[start Records provided]
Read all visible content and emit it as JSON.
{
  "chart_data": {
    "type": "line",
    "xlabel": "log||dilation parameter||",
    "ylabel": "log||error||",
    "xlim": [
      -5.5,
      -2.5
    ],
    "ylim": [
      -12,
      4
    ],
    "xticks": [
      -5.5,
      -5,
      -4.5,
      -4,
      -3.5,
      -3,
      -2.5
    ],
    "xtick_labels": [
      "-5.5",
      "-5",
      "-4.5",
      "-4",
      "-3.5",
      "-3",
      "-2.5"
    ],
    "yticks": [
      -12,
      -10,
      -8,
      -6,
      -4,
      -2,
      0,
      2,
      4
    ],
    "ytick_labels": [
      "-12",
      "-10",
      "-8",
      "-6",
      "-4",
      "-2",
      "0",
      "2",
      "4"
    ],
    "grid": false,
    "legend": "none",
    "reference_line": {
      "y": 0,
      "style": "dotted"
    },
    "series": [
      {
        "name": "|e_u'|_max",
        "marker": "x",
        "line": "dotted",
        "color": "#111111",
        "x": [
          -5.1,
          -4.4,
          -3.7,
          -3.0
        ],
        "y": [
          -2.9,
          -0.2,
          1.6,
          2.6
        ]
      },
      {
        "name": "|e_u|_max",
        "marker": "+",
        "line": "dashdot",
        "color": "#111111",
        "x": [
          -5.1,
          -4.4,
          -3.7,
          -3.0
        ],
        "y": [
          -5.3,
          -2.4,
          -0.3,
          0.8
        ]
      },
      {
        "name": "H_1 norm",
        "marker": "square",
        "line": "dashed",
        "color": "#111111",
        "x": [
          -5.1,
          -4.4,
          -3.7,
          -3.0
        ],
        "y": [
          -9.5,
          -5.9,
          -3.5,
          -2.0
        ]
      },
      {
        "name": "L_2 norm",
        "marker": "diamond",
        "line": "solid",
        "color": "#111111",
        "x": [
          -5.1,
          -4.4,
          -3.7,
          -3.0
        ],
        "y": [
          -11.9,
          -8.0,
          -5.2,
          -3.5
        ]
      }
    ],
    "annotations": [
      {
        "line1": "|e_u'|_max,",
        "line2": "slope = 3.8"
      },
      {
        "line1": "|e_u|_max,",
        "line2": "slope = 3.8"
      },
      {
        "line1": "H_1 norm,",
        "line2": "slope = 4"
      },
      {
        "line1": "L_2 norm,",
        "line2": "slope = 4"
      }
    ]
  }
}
[end Records provided]
> Task brief: Take the lines above and retype all of them exactly.

> Response:
Read all visible content and emit it as JSON.
{
  "chart_data": {
    "type": "line",
    "xlabel": "log||dilation parameter||",
    "ylabel": "log||error||",
    "xlim": [
      -5.5,
      -2.5
    ],
    "ylim": [
      -12,
      4
    ],
    "xticks": [
      -5.5,
      -5,
      -4.5,
      -4,
      -3.5,
      -3,
      -2.5
    ],
    "xtick_labels": [
      "-5.5",
      "-5",
      "-4.5",
      "-4",
      "-3.5",
      "-3",
      "-2.5"
    ],
    "yticks": [
      -12,
      -10,
      -8,
      -6,
      -4,
      -2,
      0,
      2,
      4
    ],
    "ytick_labels": [
      "-12",
      "-10",
      "-8",
      "-6",
      "-4",
      "-2",
      "0",
      "2",
      "4"
    ],
    "grid": false,
    "legend": "none",
    "reference_line": {
      "y": 0,
      "style": "dotted"
    },
    "series": [
      {
        "name": "|e_u'|_max",
        "marker": "x",
        "line": "dotted",
        "color": "#111111",
        "x": [
          -5.1,
          -4.4,
          -3.7,
          -3.0
        ],
        "y": [
          -2.9,
          -0.2,
          1.6,
          2.6
        ]
      },
      {
        "name": "|e_u|_max",
        "marker": "+",
        "line": "dashdot",
        "color": "#111111",
        "x": [
          -5.1,
          -4.4,
          -3.7,
          -3.0
        ],
        "y": [
          -5.3,
          -2.4,
          -0.3,
          0.8
        ]
      },
      {
        "name": "H_1 norm",
        "marker": "square",
        "line": "dashed",
        "color": "#111111",
        "x": [
          -5.1,
          -4.4,
          -3.7,
          -3.0
        ],
        "y": [
          -9.5,
          -5.9,
          -3.5,
          -2.0
        ]
      },
      {
        "name": "L_2 norm",
        "marker": "diamond",
        "line": "solid",
        "color": "#111111",
        "x": [
          -5.1,
          -4.4,
          -3.7,
          -3.0
        ],
        "y": [
          -11.9,
          -8.0,
          -5.2,
          -3.5
        ]
      }
    ],
    "annotations": [
      {
        "line1": "|e_u'|_max,",
        "line2": "slope = 3.8"
      },
      {
        "line1": "|e_u|_max,",
        "line2": "slope = 3.8"
      },
      {
        "line1": "H_1 norm,",
        "line2": "slope = 4"
      },
      {
        "line1": "L_2 norm,",
        "line2": "slope = 4"
      }
    ]
  }
}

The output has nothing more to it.